TASK INSTRUCTIONS>
Go through the data below and return each line where the string "acid" appears.

DATA SHOWN>

********************

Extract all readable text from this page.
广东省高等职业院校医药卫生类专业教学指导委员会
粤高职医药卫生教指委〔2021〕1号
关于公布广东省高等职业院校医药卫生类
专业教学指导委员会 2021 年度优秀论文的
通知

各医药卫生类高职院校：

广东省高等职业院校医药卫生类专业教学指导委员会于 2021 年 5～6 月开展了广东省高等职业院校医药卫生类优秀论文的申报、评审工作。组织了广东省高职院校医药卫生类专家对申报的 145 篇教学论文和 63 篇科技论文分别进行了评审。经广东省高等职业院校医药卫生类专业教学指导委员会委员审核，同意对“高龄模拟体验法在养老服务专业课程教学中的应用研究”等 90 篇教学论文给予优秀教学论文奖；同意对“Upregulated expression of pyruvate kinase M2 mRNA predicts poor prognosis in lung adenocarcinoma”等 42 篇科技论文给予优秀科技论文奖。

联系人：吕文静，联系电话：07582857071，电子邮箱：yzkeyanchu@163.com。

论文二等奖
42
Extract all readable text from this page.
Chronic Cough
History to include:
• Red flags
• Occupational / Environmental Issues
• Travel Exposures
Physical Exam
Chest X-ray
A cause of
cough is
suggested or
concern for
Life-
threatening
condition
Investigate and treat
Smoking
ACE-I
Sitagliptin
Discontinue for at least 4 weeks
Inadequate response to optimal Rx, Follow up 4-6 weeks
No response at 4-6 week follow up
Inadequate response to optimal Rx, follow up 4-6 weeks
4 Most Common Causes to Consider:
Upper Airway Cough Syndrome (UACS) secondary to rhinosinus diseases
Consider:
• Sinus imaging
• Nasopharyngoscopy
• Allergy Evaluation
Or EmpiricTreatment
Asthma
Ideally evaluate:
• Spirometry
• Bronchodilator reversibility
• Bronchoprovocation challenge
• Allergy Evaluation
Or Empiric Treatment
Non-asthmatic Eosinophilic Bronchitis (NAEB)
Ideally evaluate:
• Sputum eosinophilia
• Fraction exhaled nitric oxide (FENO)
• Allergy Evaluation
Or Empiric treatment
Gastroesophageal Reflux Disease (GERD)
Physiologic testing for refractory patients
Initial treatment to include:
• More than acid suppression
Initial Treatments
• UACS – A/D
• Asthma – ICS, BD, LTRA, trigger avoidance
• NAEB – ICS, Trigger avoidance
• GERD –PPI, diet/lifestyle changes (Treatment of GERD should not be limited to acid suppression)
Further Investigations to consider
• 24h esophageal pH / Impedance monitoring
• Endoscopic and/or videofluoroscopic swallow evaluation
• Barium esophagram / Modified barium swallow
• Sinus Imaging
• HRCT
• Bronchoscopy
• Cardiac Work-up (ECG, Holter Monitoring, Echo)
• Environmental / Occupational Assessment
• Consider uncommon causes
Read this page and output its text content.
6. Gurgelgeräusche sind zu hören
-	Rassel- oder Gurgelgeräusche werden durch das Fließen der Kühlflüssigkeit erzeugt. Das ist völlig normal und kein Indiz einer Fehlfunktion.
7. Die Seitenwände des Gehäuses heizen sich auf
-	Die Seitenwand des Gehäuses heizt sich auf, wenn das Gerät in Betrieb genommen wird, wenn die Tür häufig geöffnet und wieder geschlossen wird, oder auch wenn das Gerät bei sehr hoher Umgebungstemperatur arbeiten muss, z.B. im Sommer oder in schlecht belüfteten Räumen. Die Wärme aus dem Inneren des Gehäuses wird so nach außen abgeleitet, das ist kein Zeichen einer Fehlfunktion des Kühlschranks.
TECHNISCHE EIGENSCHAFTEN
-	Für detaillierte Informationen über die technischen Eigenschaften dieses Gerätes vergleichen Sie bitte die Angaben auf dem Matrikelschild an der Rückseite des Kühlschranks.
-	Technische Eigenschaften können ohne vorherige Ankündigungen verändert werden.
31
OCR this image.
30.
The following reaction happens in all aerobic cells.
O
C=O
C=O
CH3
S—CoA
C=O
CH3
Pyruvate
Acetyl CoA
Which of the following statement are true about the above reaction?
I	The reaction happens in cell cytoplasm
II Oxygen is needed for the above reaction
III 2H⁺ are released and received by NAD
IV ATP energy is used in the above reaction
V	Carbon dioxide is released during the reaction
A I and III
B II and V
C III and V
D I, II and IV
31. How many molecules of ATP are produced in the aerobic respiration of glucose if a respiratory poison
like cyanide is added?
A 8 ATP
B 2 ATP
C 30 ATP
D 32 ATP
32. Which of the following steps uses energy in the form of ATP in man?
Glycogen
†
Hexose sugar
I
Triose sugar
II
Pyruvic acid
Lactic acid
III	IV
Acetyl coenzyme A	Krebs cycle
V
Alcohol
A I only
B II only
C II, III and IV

********************

EXERCISE RESPONSE>
• More than acid suppression
• GERD –PPI, diet/lifestyle changes (Treatment of GERD should not be limited to acid suppression)
Pyruvic acid
Lactic acid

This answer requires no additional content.